**THE TASK**
Copy nothing but the text: reproduce each line of the listing exactly and leave the pictures out.

--- START DATA SHOWN ---

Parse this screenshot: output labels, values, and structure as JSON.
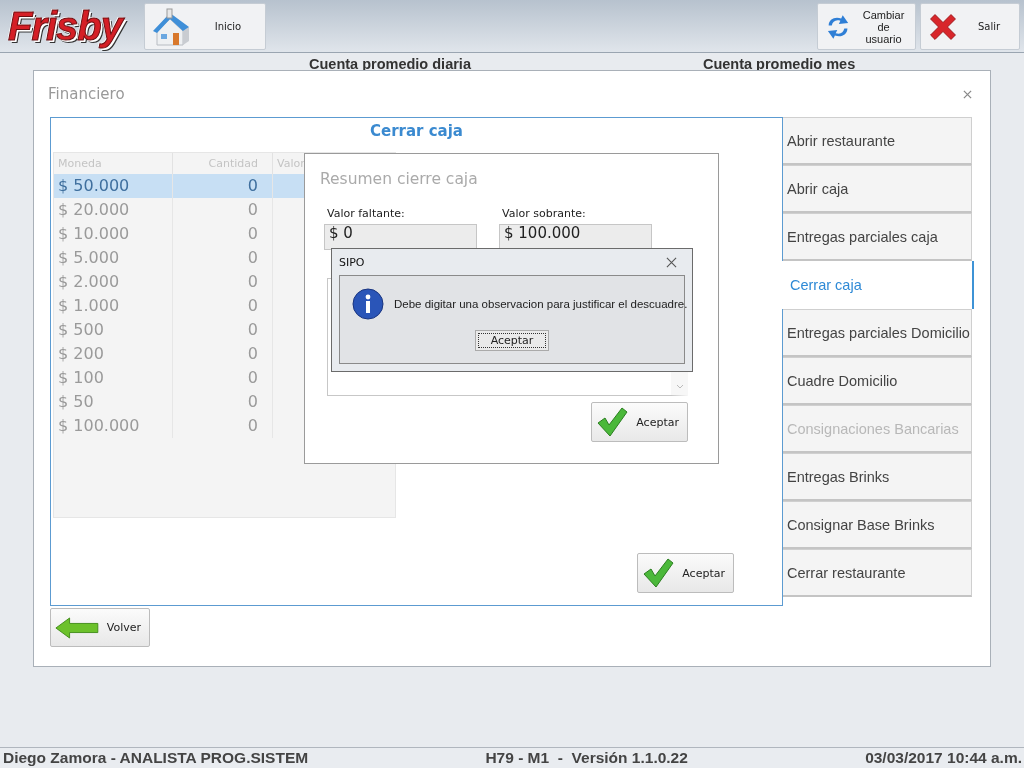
{
  "header": {
    "logo": "Frisby",
    "buttons": [
      {
        "label": "Inicio",
        "kind": "home"
      },
      {
        "label": "Cambiar de usuario",
        "kind": "switch"
      },
      {
        "label": "Salir",
        "kind": "exit"
      }
    ]
  },
  "background": {
    "labels": [
      "Cuenta promedio diaria",
      "Cuenta promedio mes"
    ]
  },
  "window": {
    "title": "Financiero"
  },
  "panel": {
    "title": "Cerrar caja",
    "table": {
      "columns": [
        "Moneda",
        "Cantidad",
        "Valor"
      ],
      "rows": [
        {
          "moneda": "$ 50.000",
          "cantidad": "0",
          "selected": true
        },
        {
          "moneda": "$ 20.000",
          "cantidad": "0",
          "selected": false
        },
        {
          "moneda": "$ 10.000",
          "cantidad": "0",
          "selected": false
        },
        {
          "moneda": "$ 5.000",
          "cantidad": "0",
          "selected": false
        },
        {
          "moneda": "$ 2.000",
          "cantidad": "0",
          "selected": false
        },
        {
          "moneda": "$ 1.000",
          "cantidad": "0",
          "selected": false
        },
        {
          "moneda": "$ 500",
          "cantidad": "0",
          "selected": false
        },
        {
          "moneda": "$ 200",
          "cantidad": "0",
          "selected": false
        },
        {
          "moneda": "$ 100",
          "cantidad": "0",
          "selected": false
        },
        {
          "moneda": "$ 50",
          "cantidad": "0",
          "selected": false
        },
        {
          "moneda": "$ 100.000",
          "cantidad": "0",
          "selected": false
        }
      ]
    },
    "accept": "Aceptar"
  },
  "menu": [
    {
      "label": "Abrir restaurante",
      "selected": false,
      "disabled": false
    },
    {
      "label": "Abrir caja",
      "selected": false,
      "disabled": false
    },
    {
      "label": "Entregas parciales caja",
      "selected": false,
      "disabled": false
    },
    {
      "label": "Cerrar caja",
      "selected": true,
      "disabled": false
    },
    {
      "label": "Entregas parciales Domicilio",
      "selected": false,
      "disabled": false
    },
    {
      "label": "Cuadre Domicilio",
      "selected": false,
      "disabled": false
    },
    {
      "label": "Consignaciones Bancarias",
      "selected": false,
      "disabled": true
    },
    {
      "label": "Entregas Brinks",
      "selected": false,
      "disabled": false
    },
    {
      "label": "Consignar Base Brinks",
      "selected": false,
      "disabled": false
    },
    {
      "label": "Cerrar restaurante",
      "selected": false,
      "disabled": false
    }
  ],
  "back_button": "Volver",
  "summary_dialog": {
    "title": "Resumen cierre caja",
    "fields": [
      {
        "label": "Valor faltante:",
        "value": "$ 0"
      },
      {
        "label": "Valor sobrante:",
        "value": "$ 100.000"
      }
    ],
    "accept": "Aceptar"
  },
  "message_box": {
    "title": "SIPO",
    "message": "Debe digitar una observacion para justificar el descuadre.",
    "button": "Aceptar"
  },
  "status_bar": {
    "user": "Diego Zamora - ANALISTA PROG.SISTEM",
    "version": "H79 - M1  -  Versión 1.1.0.22",
    "datetime": "03/03/2017 10:44 a.m."
  }
}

--- END DATA SHOWN ---

**RESULT FOR THIS EXERCISE**
Parse this screenshot: output labels, values, and structure as JSON.
{
  "header": {
    "logo": "Frisby",
    "buttons": [
      {
        "label": "Inicio",
        "kind": "home"
      },
      {
        "label": "Cambiar de usuario",
        "kind": "switch"
      },
      {
        "label": "Salir",
        "kind": "exit"
      }
    ]
  },
  "background": {
    "labels": [
      "Cuenta promedio diaria",
      "Cuenta promedio mes"
    ]
  },
  "window": {
    "title": "Financiero"
  },
  "panel": {
    "title": "Cerrar caja",
    "table": {
      "columns": [
        "Moneda",
        "Cantidad",
        "Valor"
      ],
      "rows": [
        {
          "moneda": "$ 50.000",
          "cantidad": "0",
          "selected": true
        },
        {
          "moneda": "$ 20.000",
          "cantidad": "0",
          "selected": false
        },
        {
          "moneda": "$ 10.000",
          "cantidad": "0",
          "selected": false
        },
        {
          "moneda": "$ 5.000",
          "cantidad": "0",
          "selected": false
        },
        {
          "moneda": "$ 2.000",
          "cantidad": "0",
          "selected": false
        },
        {
          "moneda": "$ 1.000",
          "cantidad": "0",
          "selected": false
        },
        {
          "moneda": "$ 500",
          "cantidad": "0",
          "selected": false
        },
        {
          "moneda": "$ 200",
          "cantidad": "0",
          "selected": false
        },
        {
          "moneda": "$ 100",
          "cantidad": "0",
          "selected": false
        },
        {
          "moneda": "$ 50",
          "cantidad": "0",
          "selected": false
        },
        {
          "moneda": "$ 100.000",
          "cantidad": "0",
          "selected": false
        }
      ]
    },
    "accept": "Aceptar"
  },
  "menu": [
    {
      "label": "Abrir restaurante",
      "selected": false,
      "disabled": false
    },
    {
      "label": "Abrir caja",
      "selected": false,
      "disabled": false
    },
    {
      "label": "Entregas parciales caja",
      "selected": false,
      "disabled": false
    },
    {
      "label": "Cerrar caja",
      "selected": true,
      "disabled": false
    },
    {
      "label": "Entregas parciales Domicilio",
      "selected": false,
      "disabled": false
    },
    {
      "label": "Cuadre Domicilio",
      "selected": false,
      "disabled": false
    },
    {
      "label": "Consignaciones Bancarias",
      "selected": false,
      "disabled": true
    },
    {
      "label": "Entregas Brinks",
      "selected": false,
      "disabled": false
    },
    {
      "label": "Consignar Base Brinks",
      "selected": false,
      "disabled": false
    },
    {
      "label": "Cerrar restaurante",
      "selected": false,
      "disabled": false
    }
  ],
  "back_button": "Volver",
  "summary_dialog": {
    "title": "Resumen cierre caja",
    "fields": [
      {
        "label": "Valor faltante:",
        "value": "$ 0"
      },
      {
        "label": "Valor sobrante:",
        "value": "$ 100.000"
      }
    ],
    "accept": "Aceptar"
  },
  "message_box": {
    "title": "SIPO",
    "message": "Debe digitar una observacion para justificar el descuadre.",
    "button": "Aceptar"
  },
  "status_bar": {
    "user": "Diego Zamora - ANALISTA PROG.SISTEM",
    "version": "H79 - M1  -  Versión 1.1.0.22",
    "datetime": "03/03/2017 10:44 a.m."
  }
}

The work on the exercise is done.